Aim of the exercise: Check every line of the entries below for the word "JSON", and copy the ones that have it.

Extracted data entries:
····················
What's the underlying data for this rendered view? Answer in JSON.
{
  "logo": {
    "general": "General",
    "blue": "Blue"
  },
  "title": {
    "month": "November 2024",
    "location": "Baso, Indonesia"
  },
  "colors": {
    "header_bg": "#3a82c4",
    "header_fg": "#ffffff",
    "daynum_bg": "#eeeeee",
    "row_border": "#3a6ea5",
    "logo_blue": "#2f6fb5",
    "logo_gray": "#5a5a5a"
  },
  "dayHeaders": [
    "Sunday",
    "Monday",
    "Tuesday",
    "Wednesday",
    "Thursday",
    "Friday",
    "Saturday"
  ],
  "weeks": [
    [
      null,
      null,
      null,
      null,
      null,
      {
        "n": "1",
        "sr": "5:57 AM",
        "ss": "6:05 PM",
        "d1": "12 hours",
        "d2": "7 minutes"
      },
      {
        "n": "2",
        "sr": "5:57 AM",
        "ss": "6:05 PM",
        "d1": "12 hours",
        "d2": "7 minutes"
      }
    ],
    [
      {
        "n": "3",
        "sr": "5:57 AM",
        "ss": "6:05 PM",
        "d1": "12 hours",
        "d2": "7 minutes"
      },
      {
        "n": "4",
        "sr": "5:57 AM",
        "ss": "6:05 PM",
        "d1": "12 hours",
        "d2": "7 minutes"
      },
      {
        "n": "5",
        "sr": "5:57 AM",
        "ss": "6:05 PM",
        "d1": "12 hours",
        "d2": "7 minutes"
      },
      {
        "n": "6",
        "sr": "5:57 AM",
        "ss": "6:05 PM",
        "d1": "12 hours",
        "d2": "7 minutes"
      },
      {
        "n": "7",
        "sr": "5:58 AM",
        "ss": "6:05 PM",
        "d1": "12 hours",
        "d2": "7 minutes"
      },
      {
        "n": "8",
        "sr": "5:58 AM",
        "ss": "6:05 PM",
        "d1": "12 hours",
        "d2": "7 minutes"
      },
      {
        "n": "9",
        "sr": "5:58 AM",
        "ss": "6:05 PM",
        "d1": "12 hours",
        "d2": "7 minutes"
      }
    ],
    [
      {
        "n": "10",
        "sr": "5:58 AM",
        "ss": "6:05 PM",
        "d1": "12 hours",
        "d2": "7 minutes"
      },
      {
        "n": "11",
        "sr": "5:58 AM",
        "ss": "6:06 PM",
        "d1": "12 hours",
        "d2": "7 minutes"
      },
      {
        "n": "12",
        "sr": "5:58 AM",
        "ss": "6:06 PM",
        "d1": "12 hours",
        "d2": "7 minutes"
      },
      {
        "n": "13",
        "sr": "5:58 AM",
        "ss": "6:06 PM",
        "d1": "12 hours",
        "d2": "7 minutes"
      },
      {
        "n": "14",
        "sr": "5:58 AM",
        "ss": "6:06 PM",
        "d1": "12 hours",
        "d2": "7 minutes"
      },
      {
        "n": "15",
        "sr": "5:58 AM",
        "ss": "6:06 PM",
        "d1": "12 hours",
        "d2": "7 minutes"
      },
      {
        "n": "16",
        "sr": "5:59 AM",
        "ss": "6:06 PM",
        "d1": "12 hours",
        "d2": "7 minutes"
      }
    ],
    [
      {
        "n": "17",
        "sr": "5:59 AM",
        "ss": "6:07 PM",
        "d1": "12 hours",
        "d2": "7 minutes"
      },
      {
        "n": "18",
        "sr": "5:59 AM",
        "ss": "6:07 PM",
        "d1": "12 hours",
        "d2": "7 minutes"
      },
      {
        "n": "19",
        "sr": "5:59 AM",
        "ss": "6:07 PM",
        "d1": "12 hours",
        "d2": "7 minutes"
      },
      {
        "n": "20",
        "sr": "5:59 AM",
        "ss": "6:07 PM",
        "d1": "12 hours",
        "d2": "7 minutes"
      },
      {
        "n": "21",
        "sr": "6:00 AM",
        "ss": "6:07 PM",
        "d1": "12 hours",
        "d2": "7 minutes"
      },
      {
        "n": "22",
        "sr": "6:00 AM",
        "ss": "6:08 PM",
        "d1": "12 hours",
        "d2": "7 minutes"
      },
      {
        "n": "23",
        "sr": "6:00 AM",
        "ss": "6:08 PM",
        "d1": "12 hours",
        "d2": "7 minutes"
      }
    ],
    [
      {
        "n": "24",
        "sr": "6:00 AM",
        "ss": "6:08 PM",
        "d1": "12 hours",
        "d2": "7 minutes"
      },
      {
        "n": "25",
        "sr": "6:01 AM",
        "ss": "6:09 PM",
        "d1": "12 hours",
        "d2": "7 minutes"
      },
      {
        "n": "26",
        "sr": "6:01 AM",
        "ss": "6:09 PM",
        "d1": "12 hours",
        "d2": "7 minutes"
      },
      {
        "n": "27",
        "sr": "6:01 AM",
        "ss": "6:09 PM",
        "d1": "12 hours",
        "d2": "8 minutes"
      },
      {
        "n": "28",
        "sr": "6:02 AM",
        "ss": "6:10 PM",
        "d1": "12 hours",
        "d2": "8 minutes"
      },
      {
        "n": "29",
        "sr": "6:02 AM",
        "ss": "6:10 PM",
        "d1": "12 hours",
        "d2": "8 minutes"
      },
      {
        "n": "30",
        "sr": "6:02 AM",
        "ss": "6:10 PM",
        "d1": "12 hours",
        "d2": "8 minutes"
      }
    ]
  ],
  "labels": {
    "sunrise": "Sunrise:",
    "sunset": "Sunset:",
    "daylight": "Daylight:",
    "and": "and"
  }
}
····················
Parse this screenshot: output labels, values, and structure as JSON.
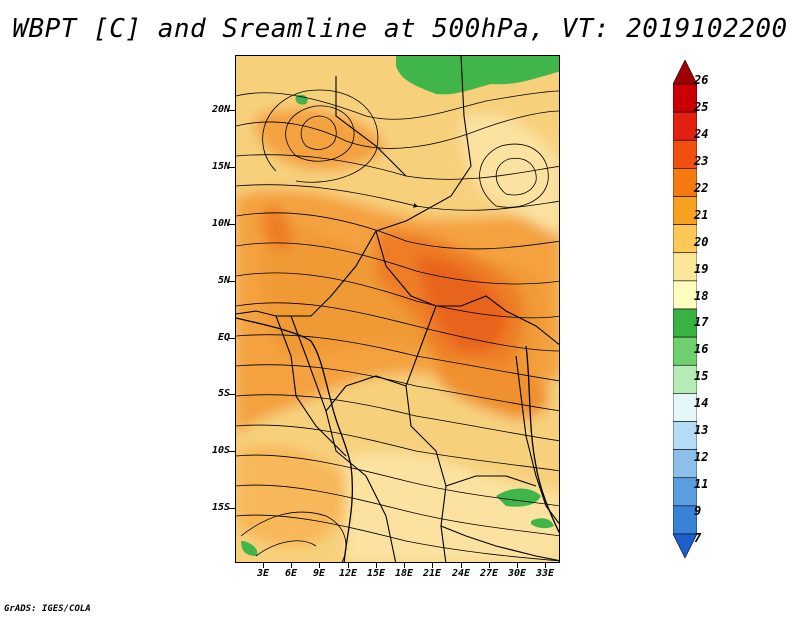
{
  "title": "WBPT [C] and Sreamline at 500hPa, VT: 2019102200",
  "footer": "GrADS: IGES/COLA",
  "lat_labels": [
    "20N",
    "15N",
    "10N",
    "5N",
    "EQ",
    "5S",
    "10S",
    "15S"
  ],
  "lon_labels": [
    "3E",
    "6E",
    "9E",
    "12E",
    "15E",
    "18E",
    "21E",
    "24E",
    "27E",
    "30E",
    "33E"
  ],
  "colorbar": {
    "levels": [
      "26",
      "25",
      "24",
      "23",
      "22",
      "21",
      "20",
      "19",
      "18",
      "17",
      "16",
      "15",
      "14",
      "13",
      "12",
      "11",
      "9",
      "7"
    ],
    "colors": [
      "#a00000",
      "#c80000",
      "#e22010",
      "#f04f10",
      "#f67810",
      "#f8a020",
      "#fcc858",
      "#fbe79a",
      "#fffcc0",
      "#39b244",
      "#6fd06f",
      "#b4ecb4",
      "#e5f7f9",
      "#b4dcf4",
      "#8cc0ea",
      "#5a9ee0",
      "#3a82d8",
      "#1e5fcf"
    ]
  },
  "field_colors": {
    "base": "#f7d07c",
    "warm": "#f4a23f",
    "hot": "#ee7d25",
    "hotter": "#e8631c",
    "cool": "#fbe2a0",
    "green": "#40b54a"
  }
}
····················
Solution to the problem:
What's the underlying data for this rendered view? Answer in JSON.
Parse this screenshot: output labels, values, and structure as JSON.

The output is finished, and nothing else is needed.